## AIM OF THE TASK
Please return the lines of the listing below unchanged, from the line with "purple-bush-icon: [453, 303, 462, 312]" to the line with "tree-icon: [453, 27, 467, 41]", including both of those lines.

## RECORDS PROVIDED
..........

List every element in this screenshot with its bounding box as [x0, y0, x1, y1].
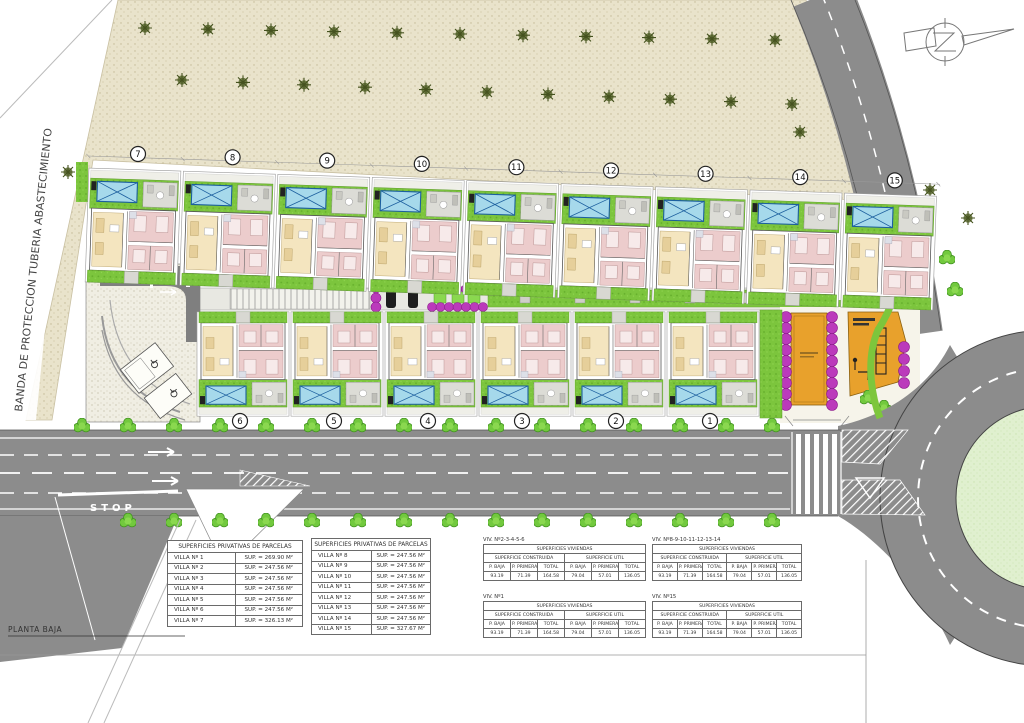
purple-bush-icon: [453, 303, 462, 312]
villa-label: VILLA Nº 4: [168, 584, 236, 595]
purple-bush-icon: [827, 334, 838, 345]
dwelling-table-title: SUPERFICIES VIVIENDAS: [484, 545, 646, 554]
col-header: TOTAL: [538, 563, 565, 572]
tree-icon: [453, 27, 467, 41]
dwelling-table: SUPERFICIES VIVIENDASSUPERFICIE CONSTRUI…: [483, 544, 646, 581]
tree-icon: [480, 85, 494, 99]
tree-icon: [358, 80, 372, 94]
surface-value: 136.05: [619, 572, 646, 581]
villa-plot: [479, 312, 571, 416]
villa-row-bottom: [197, 312, 759, 416]
col-header: P. PRIMERA: [752, 563, 777, 572]
table-row: VILLA Nº 1SUP. = 269.90 M²: [168, 553, 303, 564]
villa-number: 10: [416, 160, 427, 170]
tree-icon: [297, 78, 311, 92]
tree-icon: [419, 83, 433, 97]
villa-number: 7: [135, 150, 140, 160]
tree-icon: [138, 21, 152, 35]
tree-icon: [961, 211, 975, 225]
group-header: SUPERFICIE UTIL: [727, 554, 802, 563]
villa-number: 3: [519, 417, 524, 427]
street-tree-icon: [764, 418, 781, 432]
purple-bush-icon: [899, 342, 910, 353]
villa-plot: [652, 187, 748, 304]
villa-surface: SUP. = 247.56 M²: [235, 574, 303, 585]
table-row: VILLA Nº 13SUP. = 247.56 M²: [312, 603, 431, 614]
villa-label: VILLA Nº 9: [312, 561, 372, 572]
surface-value: 79.04: [727, 629, 752, 638]
villa-surface: SUP. = 327.67 M²: [371, 624, 431, 635]
street-tree-icon: [718, 418, 735, 432]
group-header: SUPERFICIE UTIL: [727, 611, 802, 620]
surface-value: 71.39: [677, 629, 702, 638]
villa-label: VILLA Nº 10: [312, 572, 372, 583]
villa-number: 11: [511, 163, 522, 173]
surface-value: 136.05: [619, 629, 646, 638]
purple-bush-icon: [827, 389, 838, 400]
table-row: 93.1971.39164.5879.0457.01136.05: [484, 572, 646, 581]
petanque-court: [791, 313, 827, 405]
col-header: TOTAL: [777, 563, 802, 572]
col-header: P. PRIMERA: [677, 563, 702, 572]
surface-value: 93.19: [484, 572, 511, 581]
tree-icon: [264, 23, 278, 37]
villa-plot: [746, 190, 842, 307]
tree-icon: [201, 22, 215, 36]
tree-icon: [236, 75, 250, 89]
purple-bush-icon: [827, 367, 838, 378]
villa-surface: SUP. = 247.56 M²: [371, 593, 431, 604]
surface-value: 71.39: [511, 629, 538, 638]
villa-number: 2: [613, 417, 618, 427]
villa-number: 9: [324, 157, 329, 167]
villa-label: VILLA Nº 13: [312, 603, 372, 614]
col-header: P. PRIMERA: [592, 563, 619, 572]
surface-value: 164.58: [538, 572, 565, 581]
col-header: P. PRIMERA: [592, 620, 619, 629]
col-header: P. PRIMERA: [677, 620, 702, 629]
col-header: TOTAL: [777, 620, 802, 629]
group-header: SUPERFICIE UTIL: [565, 554, 646, 563]
table-row: VILLA Nº 15SUP. = 327.67 M²: [312, 624, 431, 635]
surface-value: 57.01: [592, 572, 619, 581]
villa-label: VILLA Nº 5: [168, 595, 236, 606]
bush-icon: [947, 282, 964, 296]
street-tree-icon: [580, 418, 597, 432]
tree-icon: [579, 29, 593, 43]
bush-icon: [939, 250, 956, 264]
purple-bush-icon: [827, 400, 838, 411]
surface-value: 57.01: [752, 629, 777, 638]
street-tree-icon: [258, 418, 275, 432]
dwelling-table-title: SUPERFICIES VIVIENDAS: [653, 602, 802, 611]
table-row: VILLA Nº 10SUP. = 247.56 M²: [312, 572, 431, 583]
dwelling-table-title: SUPERFICIES VIVIENDAS: [484, 602, 646, 611]
purple-bush-icon: [371, 302, 381, 312]
villa-label: VILLA Nº 11: [312, 582, 372, 593]
villa-number: 12: [606, 167, 617, 177]
villa-plot: [557, 184, 653, 301]
villa-surface: SUP. = 247.56 M²: [371, 582, 431, 593]
street-tree-icon: [350, 418, 367, 432]
purple-bush-icon: [479, 303, 488, 312]
tree-icon: [785, 97, 799, 111]
dwelling-table-header: VIV. Nº1: [483, 594, 504, 600]
street-tree-icon: [488, 418, 505, 432]
tree-icon: [327, 25, 341, 39]
surface-value: 164.58: [702, 572, 727, 581]
surface-value: 71.39: [677, 572, 702, 581]
group-header: SUPERFICIE CONSTRUIDA: [653, 554, 727, 563]
surface-value: 93.19: [653, 629, 678, 638]
col-header: TOTAL: [619, 563, 646, 572]
tree-icon: [793, 125, 807, 139]
table-row: VILLA Nº 2SUP. = 247.56 M²: [168, 563, 303, 574]
surface-value: 136.05: [777, 572, 802, 581]
tree-icon: [390, 26, 404, 40]
villa-surface: SUP. = 247.56 M²: [235, 584, 303, 595]
group-header: SUPERFICIE UTIL: [565, 611, 646, 620]
villa-number: 15: [889, 176, 900, 186]
surface-value: 57.01: [592, 629, 619, 638]
tree-icon: [663, 92, 677, 106]
villa-surface: SUP. = 247.56 M²: [371, 603, 431, 614]
table-row: VILLA Nº 9SUP. = 247.56 M²: [312, 561, 431, 572]
villa-number: 6: [237, 417, 242, 427]
surface-value: 93.19: [653, 572, 678, 581]
north-arrow-icon: [904, 18, 1014, 66]
villa-label: VILLA Nº 3: [168, 574, 236, 585]
dwelling-table-header: VIV. Nº2-3-4-5-6: [483, 537, 525, 543]
tree-icon: [61, 165, 75, 179]
villa-plot: [180, 171, 276, 288]
col-header: P. BAJA: [565, 563, 592, 572]
purple-bush-icon: [899, 378, 910, 389]
tree-icon: [602, 90, 616, 104]
group-header: SUPERFICIE CONSTRUIDA: [484, 554, 565, 563]
site-plan: BANDA DE PROTECCION TUBERIA ABASTECIMIEN…: [0, 0, 1024, 723]
villa-number: 13: [700, 170, 711, 180]
table-row: 93.1971.39164.5879.0457.01136.05: [653, 572, 802, 581]
table-row: VILLA Nº 8SUP. = 247.56 M²: [312, 551, 431, 562]
purple-bush-icon: [371, 293, 381, 303]
surface-value: 93.19: [484, 629, 511, 638]
dwelling-table: SUPERFICIES VIVIENDASSUPERFICIE CONSTRUI…: [483, 601, 646, 638]
parcel-table-title: SUPERFICIES PRIVATIVAS DE PARCELAS: [312, 539, 431, 551]
villa-surface: SUP. = 247.56 M²: [235, 563, 303, 574]
street-tree-icon: [442, 418, 459, 432]
col-header: P. PRIMERA: [752, 620, 777, 629]
villa-label: VILLA Nº 1: [168, 553, 236, 564]
villa-surface: SUP. = 326.13 M²: [235, 616, 303, 627]
dwelling-table: SUPERFICIES VIVIENDASSUPERFICIE CONSTRUI…: [652, 544, 802, 581]
col-header: TOTAL: [619, 620, 646, 629]
surface-value: 79.04: [727, 572, 752, 581]
purple-bush-icon: [428, 303, 437, 312]
col-header: P. BAJA: [565, 620, 592, 629]
col-header: TOTAL: [702, 563, 727, 572]
purple-bush-icon: [827, 345, 838, 356]
tree-icon: [724, 95, 738, 109]
villa-plot: [463, 181, 559, 298]
villa-label: VILLA Nº 12: [312, 593, 372, 604]
villa-plot: [385, 312, 477, 416]
villa-surface: SUP. = 247.56 M²: [371, 561, 431, 572]
street-tree-icon: [304, 418, 321, 432]
tree-icon: [516, 28, 530, 42]
purple-bush-icon: [899, 366, 910, 377]
dwelling-table-header: VIV. Nº8-9-10-11-12-13-14: [652, 537, 720, 543]
villa-plot: [274, 174, 370, 291]
villa-number: 8: [230, 153, 235, 163]
villa-number: 4: [425, 417, 430, 427]
villa-surface: SUP. = 247.56 M²: [371, 551, 431, 562]
dwelling-table-title: SUPERFICIES VIVIENDAS: [653, 545, 802, 554]
tree-icon: [923, 183, 937, 197]
stop-marking: STOP: [90, 503, 136, 514]
surface-value: 136.05: [777, 629, 802, 638]
villa-label: VILLA Nº 14: [312, 614, 372, 625]
street-tree-icon: [534, 418, 551, 432]
parcel-table: SUPERFICIES PRIVATIVAS DE PARCELASVILLA …: [167, 540, 303, 627]
purple-bush-icon: [827, 323, 838, 334]
street-tree-icon: [396, 418, 413, 432]
col-header: P. BAJA: [727, 620, 752, 629]
col-header: P. BAJA: [484, 563, 511, 572]
villa-number: 5: [331, 417, 336, 427]
table-row: VILLA Nº 3SUP. = 247.56 M²: [168, 574, 303, 585]
entrance-court: [86, 264, 200, 422]
villa-number: 14: [795, 173, 806, 183]
plan-title: PLANTA BAJA: [8, 625, 62, 634]
group-header: SUPERFICIE CONSTRUIDA: [484, 611, 565, 620]
purple-bush-icon: [436, 303, 445, 312]
villa-plot: [573, 312, 665, 416]
villa-plot: [291, 312, 383, 416]
purple-bush-icon: [827, 312, 838, 323]
table-row: 93.1971.39164.5879.0457.01136.05: [653, 629, 802, 638]
col-header: P. BAJA: [653, 563, 678, 572]
villa-number: 1: [707, 417, 712, 427]
villa-plot: [85, 168, 181, 285]
col-header: TOTAL: [538, 620, 565, 629]
tree-icon: [642, 31, 656, 45]
col-header: P. BAJA: [653, 620, 678, 629]
villa-label: VILLA Nº 15: [312, 624, 372, 635]
street-tree-icon: [672, 418, 689, 432]
dwelling-table-header: VIV. Nº15: [652, 594, 676, 600]
parcel-table: SUPERFICIES PRIVATIVAS DE PARCELASVILLA …: [311, 538, 431, 635]
villa-surface: SUP. = 247.56 M²: [371, 572, 431, 583]
street-tree-icon: [212, 418, 229, 432]
purple-bush-icon: [827, 356, 838, 367]
villa-surface: SUP. = 247.56 M²: [371, 614, 431, 625]
table-row: VILLA Nº 4SUP. = 247.56 M²: [168, 584, 303, 595]
villa-surface: SUP. = 247.56 M²: [235, 605, 303, 616]
villa-plot: [368, 177, 464, 294]
villa-label: VILLA Nº 6: [168, 605, 236, 616]
purple-bush-icon: [462, 303, 471, 312]
tree-icon: [541, 87, 555, 101]
table-row: VILLA Nº 14SUP. = 247.56 M²: [312, 614, 431, 625]
purple-bush-icon: [470, 303, 479, 312]
surface-value: 71.39: [511, 572, 538, 581]
tree-icon: [768, 33, 782, 47]
dwelling-table: SUPERFICIES VIVIENDASSUPERFICIE CONSTRUI…: [652, 601, 802, 638]
col-header: P. BAJA: [484, 620, 511, 629]
table-row: 93.1971.39164.5879.0457.01136.05: [484, 629, 646, 638]
villa-label: VILLA Nº 7: [168, 616, 236, 627]
parcel-table-title: SUPERFICIES PRIVATIVAS DE PARCELAS: [168, 541, 303, 553]
villa-surface: SUP. = 269.90 M²: [235, 553, 303, 564]
purple-bush-icon: [827, 378, 838, 389]
villa-label: VILLA Nº 8: [312, 551, 372, 562]
group-header: SUPERFICIE CONSTRUIDA: [653, 611, 727, 620]
surface-value: 164.58: [702, 629, 727, 638]
col-header: TOTAL: [702, 620, 727, 629]
villa-plot: [841, 193, 937, 310]
street-tree-icon: [626, 418, 643, 432]
table-row: VILLA Nº 12SUP. = 247.56 M²: [312, 593, 431, 604]
col-header: P. PRIMERA: [511, 620, 538, 629]
tree-icon: [705, 32, 719, 46]
surface-value: 164.58: [538, 629, 565, 638]
villa-surface: SUP. = 247.56 M²: [235, 595, 303, 606]
table-row: VILLA Nº 6SUP. = 247.56 M²: [168, 605, 303, 616]
villa-plot: [667, 312, 759, 416]
col-header: P. BAJA: [727, 563, 752, 572]
table-row: VILLA Nº 7SUP. = 326.13 M²: [168, 616, 303, 627]
purple-bush-icon: [445, 303, 454, 312]
tree-icon: [175, 73, 189, 87]
table-row: VILLA Nº 5SUP. = 247.56 M²: [168, 595, 303, 606]
purple-bush-icon: [899, 354, 910, 365]
surface-value: 79.04: [565, 629, 592, 638]
table-row: VILLA Nº 11SUP. = 247.56 M²: [312, 582, 431, 593]
surface-value: 57.01: [752, 572, 777, 581]
villa-plot: [197, 312, 289, 416]
villa-label: VILLA Nº 2: [168, 563, 236, 574]
col-header: P. PRIMERA: [511, 563, 538, 572]
surface-value: 79.04: [565, 572, 592, 581]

..........

## SOLUTION TO THE EXERCISE
purple-bush-icon: [453, 303, 462, 312]
villa-label: VILLA Nº 4: [168, 584, 236, 595]
purple-bush-icon: [827, 334, 838, 345]
dwelling-table-title: SUPERFICIES VIVIENDAS: [484, 545, 646, 554]
col-header: TOTAL: [538, 563, 565, 572]
tree-icon: [453, 27, 467, 41]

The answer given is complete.